• **Aim of the task**
All entries should be output exactly as they stand.

━━━━━ Supplied entries ━━━━━

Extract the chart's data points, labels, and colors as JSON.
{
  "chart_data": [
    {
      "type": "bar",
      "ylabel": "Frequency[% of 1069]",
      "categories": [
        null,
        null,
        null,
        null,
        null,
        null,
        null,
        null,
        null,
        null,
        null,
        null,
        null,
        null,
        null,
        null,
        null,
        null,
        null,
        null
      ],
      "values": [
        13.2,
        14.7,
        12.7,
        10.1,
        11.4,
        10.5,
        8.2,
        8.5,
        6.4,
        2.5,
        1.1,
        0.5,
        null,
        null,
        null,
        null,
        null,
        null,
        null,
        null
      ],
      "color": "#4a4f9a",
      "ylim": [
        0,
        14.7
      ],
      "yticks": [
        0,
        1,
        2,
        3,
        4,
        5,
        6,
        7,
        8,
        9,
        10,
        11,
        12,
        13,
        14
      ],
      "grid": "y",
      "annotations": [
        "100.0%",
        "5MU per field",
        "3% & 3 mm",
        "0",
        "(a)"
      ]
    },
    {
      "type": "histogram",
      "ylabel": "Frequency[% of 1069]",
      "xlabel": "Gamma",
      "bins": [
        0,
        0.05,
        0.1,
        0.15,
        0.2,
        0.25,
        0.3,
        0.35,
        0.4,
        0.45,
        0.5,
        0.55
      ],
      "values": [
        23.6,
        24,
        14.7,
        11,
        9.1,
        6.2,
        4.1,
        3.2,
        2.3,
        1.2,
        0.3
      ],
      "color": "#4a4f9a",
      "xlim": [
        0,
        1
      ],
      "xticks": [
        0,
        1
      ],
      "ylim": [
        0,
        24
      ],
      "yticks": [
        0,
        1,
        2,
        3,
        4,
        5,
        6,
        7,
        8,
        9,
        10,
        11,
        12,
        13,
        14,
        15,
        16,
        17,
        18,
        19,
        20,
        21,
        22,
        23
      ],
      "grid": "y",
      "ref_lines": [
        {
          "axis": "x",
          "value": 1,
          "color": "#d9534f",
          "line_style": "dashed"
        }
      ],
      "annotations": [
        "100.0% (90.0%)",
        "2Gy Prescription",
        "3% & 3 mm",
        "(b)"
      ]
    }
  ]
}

━━━━━

• **Correct output**
Extract the chart's data points, labels, and colors as JSON.
{
  "chart_data": [
    {
      "type": "bar",
      "ylabel": "Frequency[% of 1069]",
      "categories": [
        null,
        null,
        null,
        null,
        null,
        null,
        null,
        null,
        null,
        null,
        null,
        null,
        null,
        null,
        null,
        null,
        null,
        null,
        null,
        null
      ],
      "values": [
        13.2,
        14.7,
        12.7,
        10.1,
        11.4,
        10.5,
        8.2,
        8.5,
        6.4,
        2.5,
        1.1,
        0.5,
        null,
        null,
        null,
        null,
        null,
        null,
        null,
        null
      ],
      "color": "#4a4f9a",
      "ylim": [
        0,
        14.7
      ],
      "yticks": [
        0,
        1,
        2,
        3,
        4,
        5,
        6,
        7,
        8,
        9,
        10,
        11,
        12,
        13,
        14
      ],
      "grid": "y",
      "annotations": [
        "100.0%",
        "5MU per field",
        "3% & 3 mm",
        "0",
        "(a)"
      ]
    },
    {
      "type": "histogram",
      "ylabel": "Frequency[% of 1069]",
      "xlabel": "Gamma",
      "bins": [
        0,
        0.05,
        0.1,
        0.15,
        0.2,
        0.25,
        0.3,
        0.35,
        0.4,
        0.45,
        0.5,
        0.55
      ],
      "values": [
        23.6,
        24,
        14.7,
        11,
        9.1,
        6.2,
        4.1,
        3.2,
        2.3,
        1.2,
        0.3
      ],
      "color": "#4a4f9a",
      "xlim": [
        0,
        1
      ],
      "xticks": [
        0,
        1
      ],
      "ylim": [
        0,
        24
      ],
      "yticks": [
        0,
        1,
        2,
        3,
        4,
        5,
        6,
        7,
        8,
        9,
        10,
        11,
        12,
        13,
        14,
        15,
        16,
        17,
        18,
        19,
        20,
        21,
        22,
        23
      ],
      "grid": "y",
      "ref_lines": [
        {
          "axis": "x",
          "value": 1,
          "color": "#d9534f",
          "line_style": "dashed"
        }
      ],
      "annotations": [
        "100.0% (90.0%)",
        "2Gy Prescription",
        "3% & 3 mm",
        "(b)"
      ]
    }
  ]
}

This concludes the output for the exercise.